Task directions: Count how many of the lines below contain the string "recommendation", treating uppercase and lowercase as different, and reply with the number alone.
+ + +
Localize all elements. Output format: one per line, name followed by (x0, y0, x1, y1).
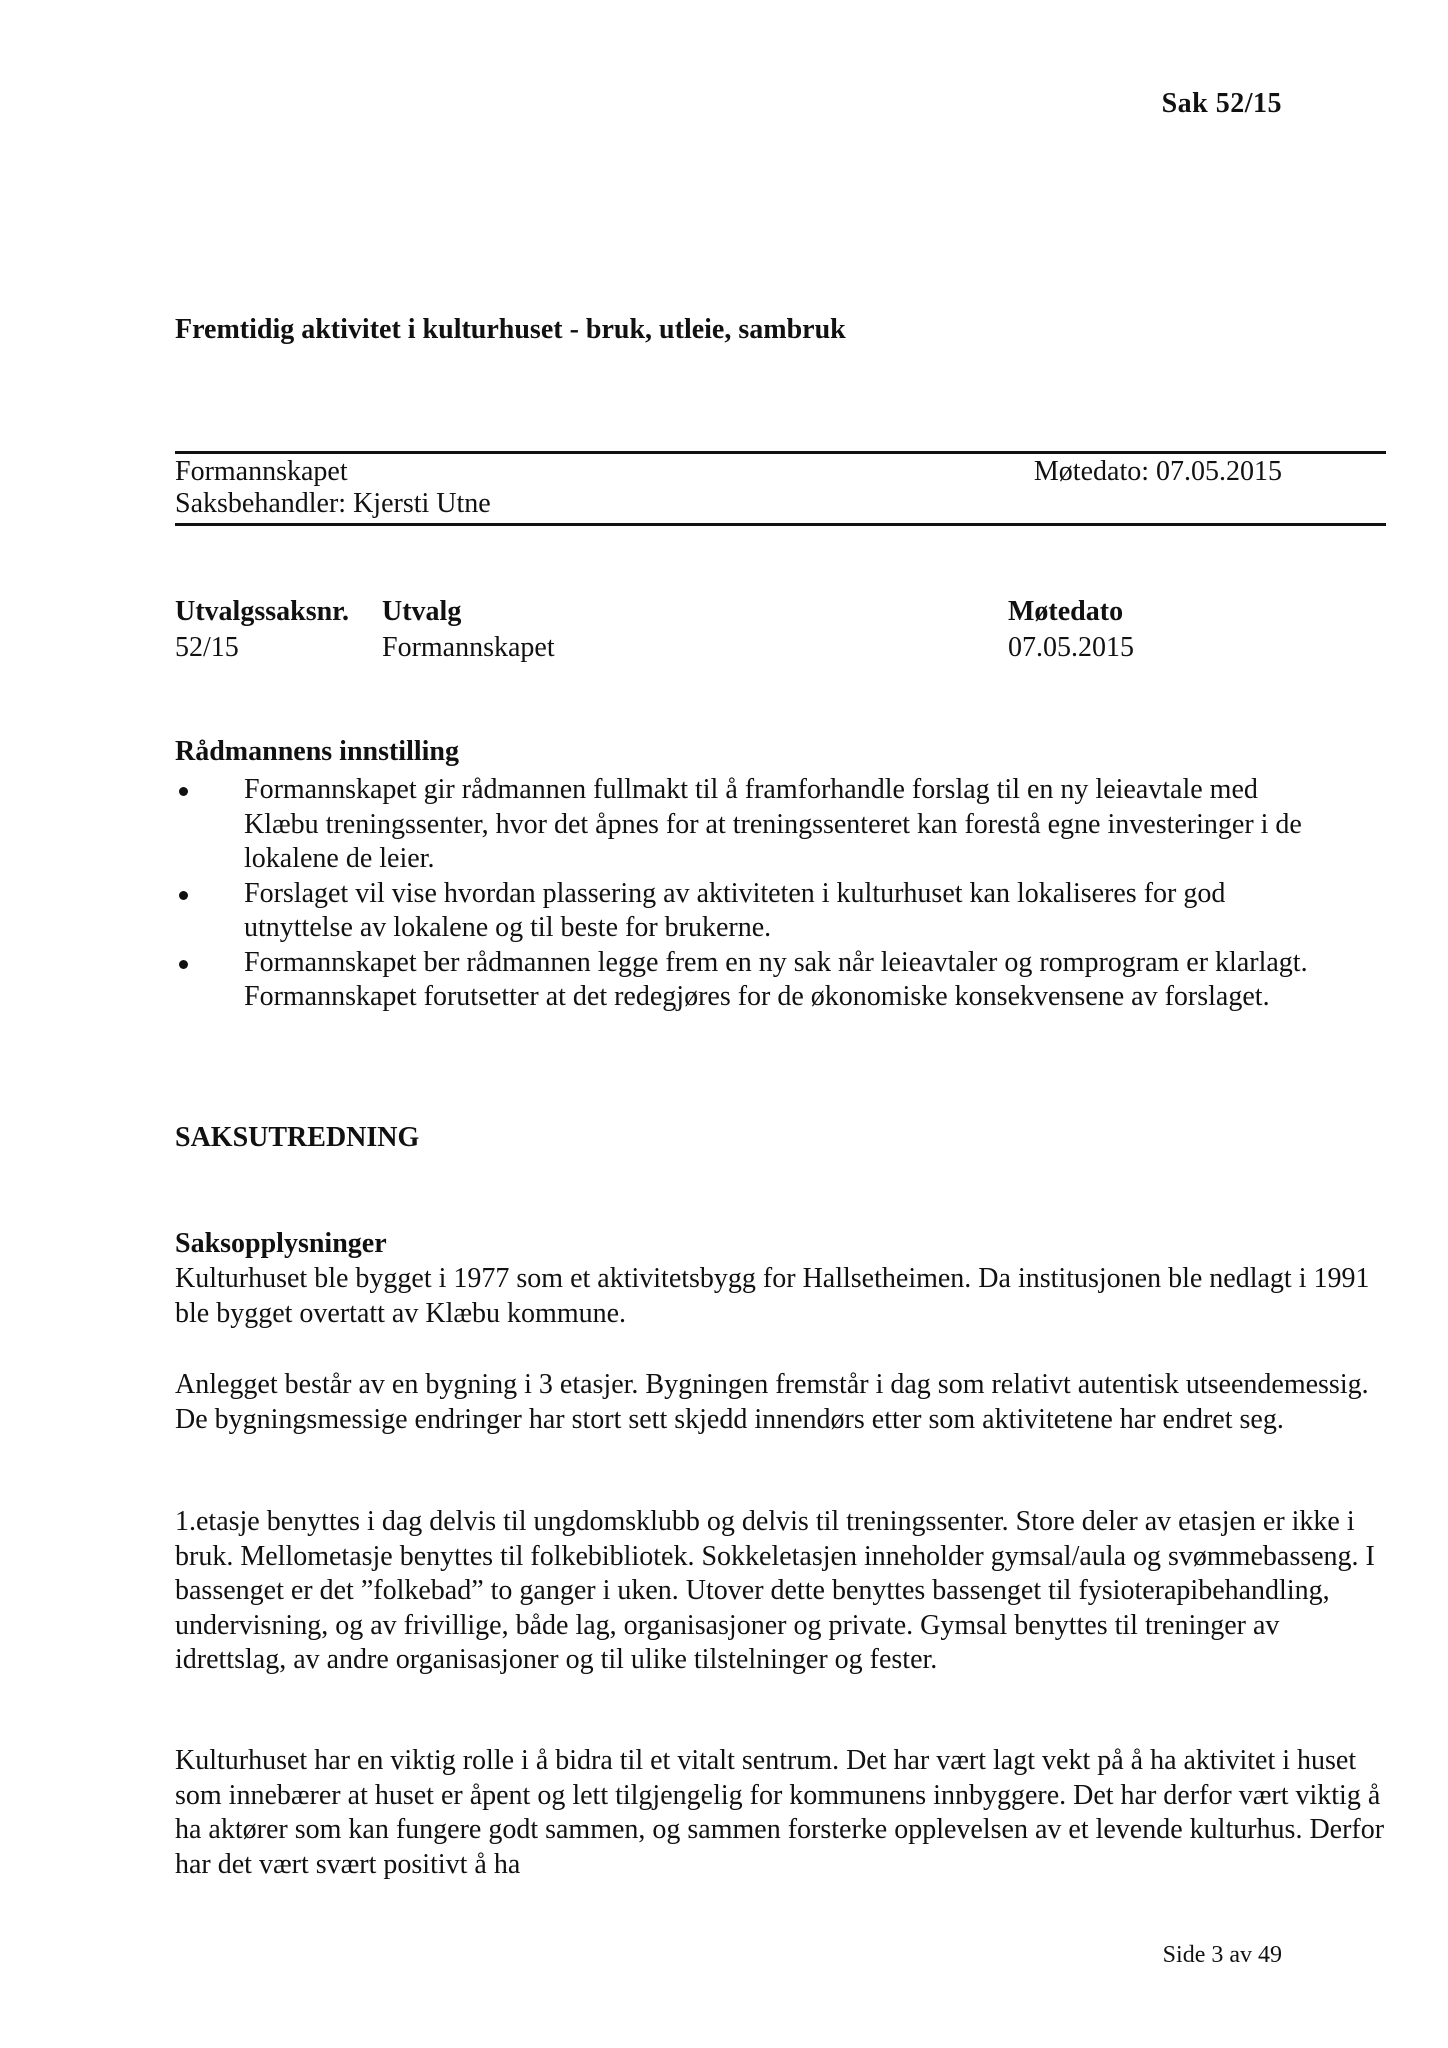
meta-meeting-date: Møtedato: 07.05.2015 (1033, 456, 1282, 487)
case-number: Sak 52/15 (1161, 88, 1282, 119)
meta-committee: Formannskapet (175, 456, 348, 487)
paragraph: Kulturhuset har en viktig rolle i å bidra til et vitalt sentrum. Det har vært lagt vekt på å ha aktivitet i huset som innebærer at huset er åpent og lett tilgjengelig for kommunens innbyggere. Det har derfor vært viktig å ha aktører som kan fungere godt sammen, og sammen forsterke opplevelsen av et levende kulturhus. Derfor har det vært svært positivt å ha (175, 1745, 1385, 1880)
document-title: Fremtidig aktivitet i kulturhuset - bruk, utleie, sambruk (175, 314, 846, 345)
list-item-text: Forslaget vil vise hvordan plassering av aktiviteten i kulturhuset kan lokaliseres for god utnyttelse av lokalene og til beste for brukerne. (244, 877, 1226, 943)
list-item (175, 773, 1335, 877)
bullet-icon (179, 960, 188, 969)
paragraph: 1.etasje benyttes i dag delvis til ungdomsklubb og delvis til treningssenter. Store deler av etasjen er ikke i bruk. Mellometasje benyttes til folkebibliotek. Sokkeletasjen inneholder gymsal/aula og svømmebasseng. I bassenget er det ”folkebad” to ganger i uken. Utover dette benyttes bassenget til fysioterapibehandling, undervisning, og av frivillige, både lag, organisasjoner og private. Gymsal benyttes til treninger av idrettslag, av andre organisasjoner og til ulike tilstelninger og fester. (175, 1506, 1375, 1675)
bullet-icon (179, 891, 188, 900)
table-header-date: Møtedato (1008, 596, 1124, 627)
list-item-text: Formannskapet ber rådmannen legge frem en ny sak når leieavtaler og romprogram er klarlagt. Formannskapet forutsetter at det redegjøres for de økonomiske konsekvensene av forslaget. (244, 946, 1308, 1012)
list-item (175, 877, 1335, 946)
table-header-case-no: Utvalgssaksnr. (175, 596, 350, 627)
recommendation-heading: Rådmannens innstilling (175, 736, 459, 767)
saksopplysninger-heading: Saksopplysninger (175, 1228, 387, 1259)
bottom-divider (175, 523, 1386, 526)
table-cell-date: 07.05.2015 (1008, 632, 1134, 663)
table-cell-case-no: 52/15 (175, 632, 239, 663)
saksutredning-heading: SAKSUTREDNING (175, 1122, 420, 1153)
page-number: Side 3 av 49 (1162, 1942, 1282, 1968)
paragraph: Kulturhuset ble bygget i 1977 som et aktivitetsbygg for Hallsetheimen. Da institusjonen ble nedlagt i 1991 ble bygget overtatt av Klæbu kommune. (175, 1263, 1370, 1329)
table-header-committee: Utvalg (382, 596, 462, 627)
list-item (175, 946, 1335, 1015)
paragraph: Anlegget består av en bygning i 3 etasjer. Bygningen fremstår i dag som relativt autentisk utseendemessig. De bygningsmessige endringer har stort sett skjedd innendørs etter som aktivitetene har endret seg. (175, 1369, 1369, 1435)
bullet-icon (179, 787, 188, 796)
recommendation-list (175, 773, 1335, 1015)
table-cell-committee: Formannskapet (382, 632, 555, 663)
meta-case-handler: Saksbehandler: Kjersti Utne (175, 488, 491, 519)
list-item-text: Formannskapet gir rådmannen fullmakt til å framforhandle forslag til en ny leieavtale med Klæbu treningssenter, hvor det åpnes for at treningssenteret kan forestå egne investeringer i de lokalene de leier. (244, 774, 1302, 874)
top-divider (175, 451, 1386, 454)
+ + +
Reply to the task: 2